** start Exercise materials **

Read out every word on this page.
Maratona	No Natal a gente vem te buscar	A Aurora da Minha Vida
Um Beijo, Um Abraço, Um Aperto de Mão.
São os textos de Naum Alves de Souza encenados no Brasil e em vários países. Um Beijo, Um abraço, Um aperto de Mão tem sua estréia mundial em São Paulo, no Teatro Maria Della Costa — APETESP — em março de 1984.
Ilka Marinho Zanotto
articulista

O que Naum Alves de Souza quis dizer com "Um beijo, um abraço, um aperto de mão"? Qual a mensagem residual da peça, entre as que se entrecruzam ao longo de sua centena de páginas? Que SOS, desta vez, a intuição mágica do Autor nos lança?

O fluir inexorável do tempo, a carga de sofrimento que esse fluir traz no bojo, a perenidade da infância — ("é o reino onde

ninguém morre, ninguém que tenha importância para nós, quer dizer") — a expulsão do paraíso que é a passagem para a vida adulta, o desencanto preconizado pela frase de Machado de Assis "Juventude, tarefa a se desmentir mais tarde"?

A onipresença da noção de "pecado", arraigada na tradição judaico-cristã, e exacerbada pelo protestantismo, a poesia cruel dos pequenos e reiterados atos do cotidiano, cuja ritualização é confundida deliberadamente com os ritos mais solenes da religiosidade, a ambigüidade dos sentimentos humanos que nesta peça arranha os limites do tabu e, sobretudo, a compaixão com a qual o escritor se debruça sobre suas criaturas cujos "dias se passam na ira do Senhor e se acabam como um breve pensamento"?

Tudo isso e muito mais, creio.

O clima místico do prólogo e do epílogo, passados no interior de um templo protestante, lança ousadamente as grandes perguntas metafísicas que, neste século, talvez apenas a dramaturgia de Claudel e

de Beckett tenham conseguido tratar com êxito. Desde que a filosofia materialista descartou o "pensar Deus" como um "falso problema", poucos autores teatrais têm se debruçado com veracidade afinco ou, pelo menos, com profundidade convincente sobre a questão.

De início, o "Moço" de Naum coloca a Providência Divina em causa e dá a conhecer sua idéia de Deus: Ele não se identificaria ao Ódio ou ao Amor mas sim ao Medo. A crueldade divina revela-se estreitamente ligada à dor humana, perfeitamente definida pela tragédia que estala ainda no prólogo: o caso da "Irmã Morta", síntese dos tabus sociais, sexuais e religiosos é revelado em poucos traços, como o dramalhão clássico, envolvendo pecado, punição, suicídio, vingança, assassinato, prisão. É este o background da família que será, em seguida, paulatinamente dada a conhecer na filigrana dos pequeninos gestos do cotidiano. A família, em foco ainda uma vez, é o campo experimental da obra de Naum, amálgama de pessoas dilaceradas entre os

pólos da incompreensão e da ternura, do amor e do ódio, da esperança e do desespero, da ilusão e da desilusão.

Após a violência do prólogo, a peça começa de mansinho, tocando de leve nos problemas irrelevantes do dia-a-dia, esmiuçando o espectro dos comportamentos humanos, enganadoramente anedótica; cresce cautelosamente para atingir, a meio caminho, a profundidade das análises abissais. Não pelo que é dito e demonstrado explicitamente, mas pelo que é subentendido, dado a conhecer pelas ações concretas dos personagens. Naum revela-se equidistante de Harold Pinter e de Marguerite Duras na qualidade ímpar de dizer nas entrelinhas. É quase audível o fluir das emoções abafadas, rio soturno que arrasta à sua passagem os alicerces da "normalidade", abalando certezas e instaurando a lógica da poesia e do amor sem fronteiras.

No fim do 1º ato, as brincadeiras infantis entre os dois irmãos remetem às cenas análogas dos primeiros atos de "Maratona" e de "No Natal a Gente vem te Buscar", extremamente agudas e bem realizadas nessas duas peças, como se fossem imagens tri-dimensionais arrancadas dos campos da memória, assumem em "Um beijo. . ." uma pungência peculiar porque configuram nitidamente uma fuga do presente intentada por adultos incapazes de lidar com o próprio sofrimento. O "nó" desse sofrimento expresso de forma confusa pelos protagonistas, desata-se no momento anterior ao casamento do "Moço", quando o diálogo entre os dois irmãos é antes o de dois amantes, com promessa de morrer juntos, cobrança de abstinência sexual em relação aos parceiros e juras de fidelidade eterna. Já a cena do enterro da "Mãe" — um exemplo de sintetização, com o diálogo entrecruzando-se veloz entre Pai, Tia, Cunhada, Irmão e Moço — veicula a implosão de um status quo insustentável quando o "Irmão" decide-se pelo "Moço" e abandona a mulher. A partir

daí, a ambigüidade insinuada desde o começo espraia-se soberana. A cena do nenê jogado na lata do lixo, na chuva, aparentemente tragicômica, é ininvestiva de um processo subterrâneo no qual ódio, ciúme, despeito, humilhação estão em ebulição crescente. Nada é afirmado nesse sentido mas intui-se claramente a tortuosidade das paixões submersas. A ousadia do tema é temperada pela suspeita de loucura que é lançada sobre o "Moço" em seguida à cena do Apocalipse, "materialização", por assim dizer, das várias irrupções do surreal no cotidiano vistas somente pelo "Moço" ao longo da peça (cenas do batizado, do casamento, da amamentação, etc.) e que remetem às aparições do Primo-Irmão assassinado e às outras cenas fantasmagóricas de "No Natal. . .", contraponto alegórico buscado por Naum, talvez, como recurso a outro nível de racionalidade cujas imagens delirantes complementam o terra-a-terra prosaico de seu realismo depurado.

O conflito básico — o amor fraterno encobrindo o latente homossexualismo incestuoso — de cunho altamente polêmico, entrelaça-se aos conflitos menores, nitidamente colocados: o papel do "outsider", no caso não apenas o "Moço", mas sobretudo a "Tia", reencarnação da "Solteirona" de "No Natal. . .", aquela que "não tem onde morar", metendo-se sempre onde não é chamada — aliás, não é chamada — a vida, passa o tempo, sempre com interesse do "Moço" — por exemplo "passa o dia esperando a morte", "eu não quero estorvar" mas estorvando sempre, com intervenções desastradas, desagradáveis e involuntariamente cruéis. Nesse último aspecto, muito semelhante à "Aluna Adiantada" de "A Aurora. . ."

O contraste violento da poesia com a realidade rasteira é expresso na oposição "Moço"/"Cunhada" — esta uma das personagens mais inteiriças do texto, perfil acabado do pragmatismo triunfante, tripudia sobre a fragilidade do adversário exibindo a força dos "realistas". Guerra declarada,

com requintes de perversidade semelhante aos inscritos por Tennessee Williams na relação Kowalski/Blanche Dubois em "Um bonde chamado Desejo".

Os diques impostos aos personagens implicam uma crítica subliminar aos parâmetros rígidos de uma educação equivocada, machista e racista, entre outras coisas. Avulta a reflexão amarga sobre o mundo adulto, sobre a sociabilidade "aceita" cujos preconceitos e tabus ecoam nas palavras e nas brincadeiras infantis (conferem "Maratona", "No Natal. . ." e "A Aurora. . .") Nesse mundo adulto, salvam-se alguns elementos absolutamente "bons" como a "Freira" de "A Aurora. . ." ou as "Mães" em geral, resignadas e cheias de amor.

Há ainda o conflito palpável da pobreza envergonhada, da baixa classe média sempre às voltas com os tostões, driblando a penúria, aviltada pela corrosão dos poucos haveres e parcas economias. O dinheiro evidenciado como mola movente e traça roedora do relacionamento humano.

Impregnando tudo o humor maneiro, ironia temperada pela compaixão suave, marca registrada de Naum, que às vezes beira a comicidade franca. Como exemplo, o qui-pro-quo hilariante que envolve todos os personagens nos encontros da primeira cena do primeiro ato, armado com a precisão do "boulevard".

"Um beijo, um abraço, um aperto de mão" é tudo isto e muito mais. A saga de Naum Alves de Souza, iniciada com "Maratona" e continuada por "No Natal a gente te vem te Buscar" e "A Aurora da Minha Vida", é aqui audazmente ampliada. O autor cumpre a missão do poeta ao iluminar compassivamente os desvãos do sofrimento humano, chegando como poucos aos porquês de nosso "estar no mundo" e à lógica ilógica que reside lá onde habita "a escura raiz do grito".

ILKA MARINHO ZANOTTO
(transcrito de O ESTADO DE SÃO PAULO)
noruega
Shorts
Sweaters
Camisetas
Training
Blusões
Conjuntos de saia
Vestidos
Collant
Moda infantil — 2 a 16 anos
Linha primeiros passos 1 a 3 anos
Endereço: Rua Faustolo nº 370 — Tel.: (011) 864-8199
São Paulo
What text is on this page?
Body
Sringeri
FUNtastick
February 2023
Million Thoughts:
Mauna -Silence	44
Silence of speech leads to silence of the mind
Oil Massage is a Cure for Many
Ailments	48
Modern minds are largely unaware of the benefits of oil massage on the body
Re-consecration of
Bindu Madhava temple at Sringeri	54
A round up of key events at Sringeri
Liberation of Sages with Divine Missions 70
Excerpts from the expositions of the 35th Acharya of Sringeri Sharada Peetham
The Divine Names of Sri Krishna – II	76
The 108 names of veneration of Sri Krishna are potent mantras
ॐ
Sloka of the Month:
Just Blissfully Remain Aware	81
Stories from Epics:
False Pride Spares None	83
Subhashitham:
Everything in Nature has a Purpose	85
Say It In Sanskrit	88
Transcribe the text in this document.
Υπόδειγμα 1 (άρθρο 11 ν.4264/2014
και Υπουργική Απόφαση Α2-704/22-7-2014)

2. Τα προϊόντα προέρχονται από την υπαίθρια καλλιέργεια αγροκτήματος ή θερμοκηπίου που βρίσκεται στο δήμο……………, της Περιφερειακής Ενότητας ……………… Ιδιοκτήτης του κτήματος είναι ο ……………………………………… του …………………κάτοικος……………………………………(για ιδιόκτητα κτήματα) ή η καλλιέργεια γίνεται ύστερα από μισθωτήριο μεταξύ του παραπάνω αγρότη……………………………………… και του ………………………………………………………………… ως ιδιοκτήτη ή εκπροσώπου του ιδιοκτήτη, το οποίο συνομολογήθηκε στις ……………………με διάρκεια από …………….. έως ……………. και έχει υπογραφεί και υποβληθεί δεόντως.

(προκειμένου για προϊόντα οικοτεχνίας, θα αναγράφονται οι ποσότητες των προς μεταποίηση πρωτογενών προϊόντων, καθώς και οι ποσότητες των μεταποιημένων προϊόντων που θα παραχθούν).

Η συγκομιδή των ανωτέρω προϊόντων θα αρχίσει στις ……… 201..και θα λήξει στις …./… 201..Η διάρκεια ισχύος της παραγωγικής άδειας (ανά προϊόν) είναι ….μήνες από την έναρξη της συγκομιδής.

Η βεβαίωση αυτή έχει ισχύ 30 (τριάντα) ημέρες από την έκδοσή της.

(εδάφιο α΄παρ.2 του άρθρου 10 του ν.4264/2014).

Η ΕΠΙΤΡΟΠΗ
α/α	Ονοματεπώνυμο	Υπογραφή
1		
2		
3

** end Exercise materials **

Exercise aim: Return the number of lines that include the word "page", and nothing else.

Expected output: 2